Data excerpts:
====================

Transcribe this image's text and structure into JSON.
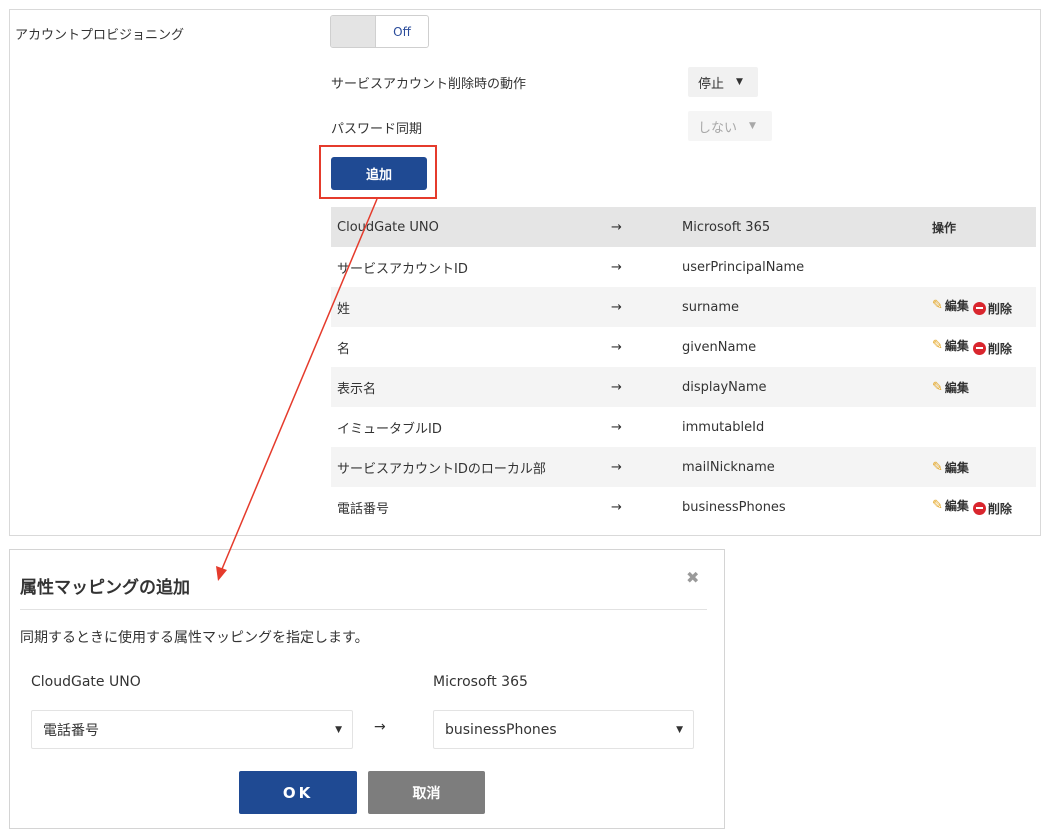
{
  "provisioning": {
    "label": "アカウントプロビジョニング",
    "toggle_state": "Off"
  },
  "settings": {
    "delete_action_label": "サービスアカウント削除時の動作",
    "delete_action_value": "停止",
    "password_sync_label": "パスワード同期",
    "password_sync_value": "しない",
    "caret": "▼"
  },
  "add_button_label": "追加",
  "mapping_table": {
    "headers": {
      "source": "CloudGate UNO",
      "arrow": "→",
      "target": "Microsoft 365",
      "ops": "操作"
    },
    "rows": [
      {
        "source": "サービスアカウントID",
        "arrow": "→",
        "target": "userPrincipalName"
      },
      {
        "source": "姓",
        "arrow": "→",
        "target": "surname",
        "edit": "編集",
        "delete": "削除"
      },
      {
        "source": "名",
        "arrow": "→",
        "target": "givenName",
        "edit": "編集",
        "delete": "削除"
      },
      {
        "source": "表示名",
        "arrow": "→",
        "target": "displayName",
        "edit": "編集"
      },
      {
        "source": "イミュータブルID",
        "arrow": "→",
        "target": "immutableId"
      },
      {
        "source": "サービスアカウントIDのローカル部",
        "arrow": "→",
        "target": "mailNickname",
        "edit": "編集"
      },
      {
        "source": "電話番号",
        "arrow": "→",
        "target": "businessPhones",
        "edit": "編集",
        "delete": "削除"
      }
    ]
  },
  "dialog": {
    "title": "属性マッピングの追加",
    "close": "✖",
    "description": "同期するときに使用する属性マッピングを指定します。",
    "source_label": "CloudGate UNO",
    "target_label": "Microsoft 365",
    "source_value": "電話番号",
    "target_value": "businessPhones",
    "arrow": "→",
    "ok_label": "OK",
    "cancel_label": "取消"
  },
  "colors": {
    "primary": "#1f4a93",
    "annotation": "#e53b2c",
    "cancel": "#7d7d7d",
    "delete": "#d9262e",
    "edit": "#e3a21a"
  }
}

====================

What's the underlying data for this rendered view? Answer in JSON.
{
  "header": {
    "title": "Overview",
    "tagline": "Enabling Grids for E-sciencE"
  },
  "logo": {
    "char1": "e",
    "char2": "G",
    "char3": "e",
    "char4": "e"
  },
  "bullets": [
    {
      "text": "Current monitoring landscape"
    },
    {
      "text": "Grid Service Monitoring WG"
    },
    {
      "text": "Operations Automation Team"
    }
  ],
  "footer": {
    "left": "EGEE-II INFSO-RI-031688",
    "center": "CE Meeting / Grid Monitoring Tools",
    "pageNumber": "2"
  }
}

====================

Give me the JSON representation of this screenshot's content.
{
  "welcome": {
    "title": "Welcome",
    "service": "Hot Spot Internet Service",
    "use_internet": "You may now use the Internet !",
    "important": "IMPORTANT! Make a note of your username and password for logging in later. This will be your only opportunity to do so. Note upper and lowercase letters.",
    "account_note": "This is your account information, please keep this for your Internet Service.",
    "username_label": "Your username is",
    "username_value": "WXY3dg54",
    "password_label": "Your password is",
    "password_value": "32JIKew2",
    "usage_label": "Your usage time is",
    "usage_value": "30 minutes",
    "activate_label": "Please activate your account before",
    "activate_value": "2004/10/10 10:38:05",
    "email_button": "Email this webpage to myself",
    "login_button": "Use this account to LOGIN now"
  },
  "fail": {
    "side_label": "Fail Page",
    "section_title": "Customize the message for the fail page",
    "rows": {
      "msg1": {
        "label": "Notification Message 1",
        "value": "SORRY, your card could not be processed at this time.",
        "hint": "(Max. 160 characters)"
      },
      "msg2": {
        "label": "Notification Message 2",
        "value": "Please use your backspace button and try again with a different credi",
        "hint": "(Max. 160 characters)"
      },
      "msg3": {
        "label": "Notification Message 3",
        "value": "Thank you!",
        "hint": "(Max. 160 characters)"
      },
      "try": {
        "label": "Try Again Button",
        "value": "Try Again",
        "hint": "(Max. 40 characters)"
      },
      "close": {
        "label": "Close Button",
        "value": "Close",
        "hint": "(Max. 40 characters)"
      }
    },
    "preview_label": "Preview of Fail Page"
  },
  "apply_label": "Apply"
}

====================

AIM OF THE TASK:
Show every line in the entries where the string "businessPhones" occurs.

ANSWER:
        "target": "businessPhones",
    "target_value": "businessPhones",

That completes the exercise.